Work to complete: Lines containing the word "into" are the ones to copy from the records below.

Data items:
========================================

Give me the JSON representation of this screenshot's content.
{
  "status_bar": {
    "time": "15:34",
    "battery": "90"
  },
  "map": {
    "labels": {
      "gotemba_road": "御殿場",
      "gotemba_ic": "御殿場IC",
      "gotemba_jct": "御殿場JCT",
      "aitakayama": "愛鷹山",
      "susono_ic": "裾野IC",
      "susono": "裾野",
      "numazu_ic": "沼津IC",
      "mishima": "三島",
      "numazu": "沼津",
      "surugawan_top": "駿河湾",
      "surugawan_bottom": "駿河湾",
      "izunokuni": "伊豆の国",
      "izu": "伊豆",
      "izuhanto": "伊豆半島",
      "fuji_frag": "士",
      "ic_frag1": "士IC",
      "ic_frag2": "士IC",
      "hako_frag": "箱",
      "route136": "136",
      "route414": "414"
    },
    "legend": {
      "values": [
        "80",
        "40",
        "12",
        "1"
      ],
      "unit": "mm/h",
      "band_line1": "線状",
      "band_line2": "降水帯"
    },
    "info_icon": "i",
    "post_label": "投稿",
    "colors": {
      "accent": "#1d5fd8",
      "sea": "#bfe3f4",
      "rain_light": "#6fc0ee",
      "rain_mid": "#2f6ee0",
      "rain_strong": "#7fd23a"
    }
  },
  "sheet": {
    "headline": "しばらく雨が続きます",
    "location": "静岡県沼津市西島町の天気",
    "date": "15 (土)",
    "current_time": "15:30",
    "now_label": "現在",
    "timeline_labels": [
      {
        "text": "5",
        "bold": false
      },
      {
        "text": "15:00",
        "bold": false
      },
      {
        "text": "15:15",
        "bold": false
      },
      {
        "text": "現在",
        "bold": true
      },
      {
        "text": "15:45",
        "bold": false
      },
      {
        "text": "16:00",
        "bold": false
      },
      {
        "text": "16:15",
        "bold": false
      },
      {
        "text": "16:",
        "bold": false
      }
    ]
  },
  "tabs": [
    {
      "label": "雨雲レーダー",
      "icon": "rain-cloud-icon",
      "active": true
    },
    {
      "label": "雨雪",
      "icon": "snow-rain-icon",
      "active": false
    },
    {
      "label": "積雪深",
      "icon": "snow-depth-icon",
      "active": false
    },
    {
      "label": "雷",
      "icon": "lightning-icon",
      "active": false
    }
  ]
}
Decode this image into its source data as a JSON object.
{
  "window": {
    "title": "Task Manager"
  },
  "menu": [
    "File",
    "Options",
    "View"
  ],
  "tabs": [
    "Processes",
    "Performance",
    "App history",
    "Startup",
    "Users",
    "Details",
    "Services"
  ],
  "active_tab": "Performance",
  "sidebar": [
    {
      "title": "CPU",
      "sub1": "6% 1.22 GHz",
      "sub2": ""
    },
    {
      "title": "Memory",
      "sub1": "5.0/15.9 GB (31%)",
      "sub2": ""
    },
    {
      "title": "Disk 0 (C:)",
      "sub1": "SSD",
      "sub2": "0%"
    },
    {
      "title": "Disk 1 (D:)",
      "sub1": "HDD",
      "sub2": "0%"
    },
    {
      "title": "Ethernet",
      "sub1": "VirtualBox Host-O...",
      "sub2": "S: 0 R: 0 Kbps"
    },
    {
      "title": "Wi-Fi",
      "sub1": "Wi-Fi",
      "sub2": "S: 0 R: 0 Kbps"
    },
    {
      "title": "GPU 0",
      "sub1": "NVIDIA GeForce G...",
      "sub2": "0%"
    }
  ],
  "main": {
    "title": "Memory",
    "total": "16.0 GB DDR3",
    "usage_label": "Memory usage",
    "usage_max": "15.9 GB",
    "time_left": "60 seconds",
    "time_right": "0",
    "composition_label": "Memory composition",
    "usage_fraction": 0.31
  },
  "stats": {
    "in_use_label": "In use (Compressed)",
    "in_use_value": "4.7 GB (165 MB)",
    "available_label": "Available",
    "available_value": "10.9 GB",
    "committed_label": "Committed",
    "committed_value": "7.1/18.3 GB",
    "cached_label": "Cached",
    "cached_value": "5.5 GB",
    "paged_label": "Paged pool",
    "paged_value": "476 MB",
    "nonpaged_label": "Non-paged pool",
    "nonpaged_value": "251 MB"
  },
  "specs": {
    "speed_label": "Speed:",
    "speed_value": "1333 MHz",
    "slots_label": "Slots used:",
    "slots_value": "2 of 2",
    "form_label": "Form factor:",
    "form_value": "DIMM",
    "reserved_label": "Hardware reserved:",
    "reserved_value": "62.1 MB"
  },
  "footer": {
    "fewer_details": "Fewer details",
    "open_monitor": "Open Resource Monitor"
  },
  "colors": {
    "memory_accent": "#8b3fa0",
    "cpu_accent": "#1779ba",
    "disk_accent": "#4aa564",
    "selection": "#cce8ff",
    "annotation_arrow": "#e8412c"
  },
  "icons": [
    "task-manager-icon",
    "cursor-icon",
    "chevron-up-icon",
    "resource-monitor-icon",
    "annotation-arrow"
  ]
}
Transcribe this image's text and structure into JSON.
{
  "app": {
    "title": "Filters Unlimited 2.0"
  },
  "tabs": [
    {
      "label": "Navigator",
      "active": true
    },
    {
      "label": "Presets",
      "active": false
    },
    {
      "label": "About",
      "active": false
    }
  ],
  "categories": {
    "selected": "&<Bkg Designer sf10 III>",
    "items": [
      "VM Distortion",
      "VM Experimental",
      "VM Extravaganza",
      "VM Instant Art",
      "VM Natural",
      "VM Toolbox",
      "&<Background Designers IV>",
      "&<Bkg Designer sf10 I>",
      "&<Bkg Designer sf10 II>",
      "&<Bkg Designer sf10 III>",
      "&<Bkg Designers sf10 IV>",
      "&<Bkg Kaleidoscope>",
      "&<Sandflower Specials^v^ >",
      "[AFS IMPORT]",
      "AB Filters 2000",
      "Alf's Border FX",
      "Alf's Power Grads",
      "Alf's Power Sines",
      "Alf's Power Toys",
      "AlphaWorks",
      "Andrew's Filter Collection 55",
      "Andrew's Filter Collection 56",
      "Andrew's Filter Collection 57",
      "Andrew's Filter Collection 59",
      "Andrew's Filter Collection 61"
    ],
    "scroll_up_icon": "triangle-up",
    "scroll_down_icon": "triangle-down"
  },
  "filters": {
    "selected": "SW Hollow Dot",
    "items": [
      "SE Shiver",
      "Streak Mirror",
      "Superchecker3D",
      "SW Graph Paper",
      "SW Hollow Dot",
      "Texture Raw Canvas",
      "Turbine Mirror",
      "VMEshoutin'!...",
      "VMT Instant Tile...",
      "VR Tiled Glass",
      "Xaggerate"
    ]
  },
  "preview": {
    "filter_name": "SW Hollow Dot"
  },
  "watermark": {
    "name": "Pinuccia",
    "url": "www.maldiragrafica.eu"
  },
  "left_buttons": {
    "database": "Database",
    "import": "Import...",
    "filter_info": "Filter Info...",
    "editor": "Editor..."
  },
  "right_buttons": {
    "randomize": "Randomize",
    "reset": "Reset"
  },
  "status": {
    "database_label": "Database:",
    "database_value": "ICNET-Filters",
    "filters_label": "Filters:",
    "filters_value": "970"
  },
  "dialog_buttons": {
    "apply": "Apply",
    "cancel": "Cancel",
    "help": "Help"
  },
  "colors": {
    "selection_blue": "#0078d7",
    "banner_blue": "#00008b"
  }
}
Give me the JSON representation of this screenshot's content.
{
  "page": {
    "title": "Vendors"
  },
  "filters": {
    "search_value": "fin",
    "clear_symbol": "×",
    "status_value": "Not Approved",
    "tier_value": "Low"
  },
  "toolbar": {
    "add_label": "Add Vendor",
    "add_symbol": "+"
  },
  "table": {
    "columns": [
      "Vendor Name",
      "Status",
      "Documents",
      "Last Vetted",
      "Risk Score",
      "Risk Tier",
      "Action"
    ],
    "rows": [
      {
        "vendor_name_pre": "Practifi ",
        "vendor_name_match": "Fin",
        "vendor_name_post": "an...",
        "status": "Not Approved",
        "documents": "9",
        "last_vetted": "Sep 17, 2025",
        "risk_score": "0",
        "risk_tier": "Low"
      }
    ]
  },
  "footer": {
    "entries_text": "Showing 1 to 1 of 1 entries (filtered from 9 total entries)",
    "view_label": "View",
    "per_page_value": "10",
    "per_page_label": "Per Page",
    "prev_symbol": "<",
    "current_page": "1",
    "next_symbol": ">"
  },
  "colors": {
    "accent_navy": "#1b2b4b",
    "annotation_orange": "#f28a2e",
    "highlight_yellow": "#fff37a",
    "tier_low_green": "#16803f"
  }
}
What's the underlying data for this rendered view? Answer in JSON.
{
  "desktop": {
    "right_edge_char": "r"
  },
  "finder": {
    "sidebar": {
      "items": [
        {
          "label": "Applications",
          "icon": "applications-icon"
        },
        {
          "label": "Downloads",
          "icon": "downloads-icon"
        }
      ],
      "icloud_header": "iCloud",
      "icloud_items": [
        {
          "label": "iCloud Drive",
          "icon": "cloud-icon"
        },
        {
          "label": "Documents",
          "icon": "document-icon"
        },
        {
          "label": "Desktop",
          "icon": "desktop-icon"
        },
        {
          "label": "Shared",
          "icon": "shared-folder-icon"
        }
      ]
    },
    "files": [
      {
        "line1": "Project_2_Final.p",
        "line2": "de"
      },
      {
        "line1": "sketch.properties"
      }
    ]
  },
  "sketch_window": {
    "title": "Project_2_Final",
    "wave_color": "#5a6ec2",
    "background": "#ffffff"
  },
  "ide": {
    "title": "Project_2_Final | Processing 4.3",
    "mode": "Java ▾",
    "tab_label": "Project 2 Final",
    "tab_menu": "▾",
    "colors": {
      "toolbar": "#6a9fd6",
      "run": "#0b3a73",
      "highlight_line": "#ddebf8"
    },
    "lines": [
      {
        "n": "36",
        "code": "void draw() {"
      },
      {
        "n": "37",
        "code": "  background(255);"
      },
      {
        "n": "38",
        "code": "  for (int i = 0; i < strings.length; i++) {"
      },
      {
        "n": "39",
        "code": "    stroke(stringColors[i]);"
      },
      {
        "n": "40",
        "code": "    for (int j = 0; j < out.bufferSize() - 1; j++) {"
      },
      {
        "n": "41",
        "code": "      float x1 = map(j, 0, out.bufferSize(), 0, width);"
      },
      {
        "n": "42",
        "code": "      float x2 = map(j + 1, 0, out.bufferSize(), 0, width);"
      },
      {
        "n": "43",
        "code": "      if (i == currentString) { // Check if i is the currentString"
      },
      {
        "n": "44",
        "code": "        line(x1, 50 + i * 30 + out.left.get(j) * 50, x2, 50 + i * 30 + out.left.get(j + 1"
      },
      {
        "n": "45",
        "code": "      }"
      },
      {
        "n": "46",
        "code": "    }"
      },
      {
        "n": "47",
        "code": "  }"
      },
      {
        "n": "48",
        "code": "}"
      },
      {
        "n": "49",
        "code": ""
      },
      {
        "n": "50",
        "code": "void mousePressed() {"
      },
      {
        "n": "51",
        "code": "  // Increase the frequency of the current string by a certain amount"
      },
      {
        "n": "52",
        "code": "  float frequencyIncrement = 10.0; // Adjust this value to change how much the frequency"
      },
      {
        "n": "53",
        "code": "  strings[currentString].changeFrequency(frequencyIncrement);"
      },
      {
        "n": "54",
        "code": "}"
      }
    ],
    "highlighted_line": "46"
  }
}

========================================

Answer to the exercise:
Decode this image into its source data as a JSON object.
Transcribe this image's text and structure into JSON.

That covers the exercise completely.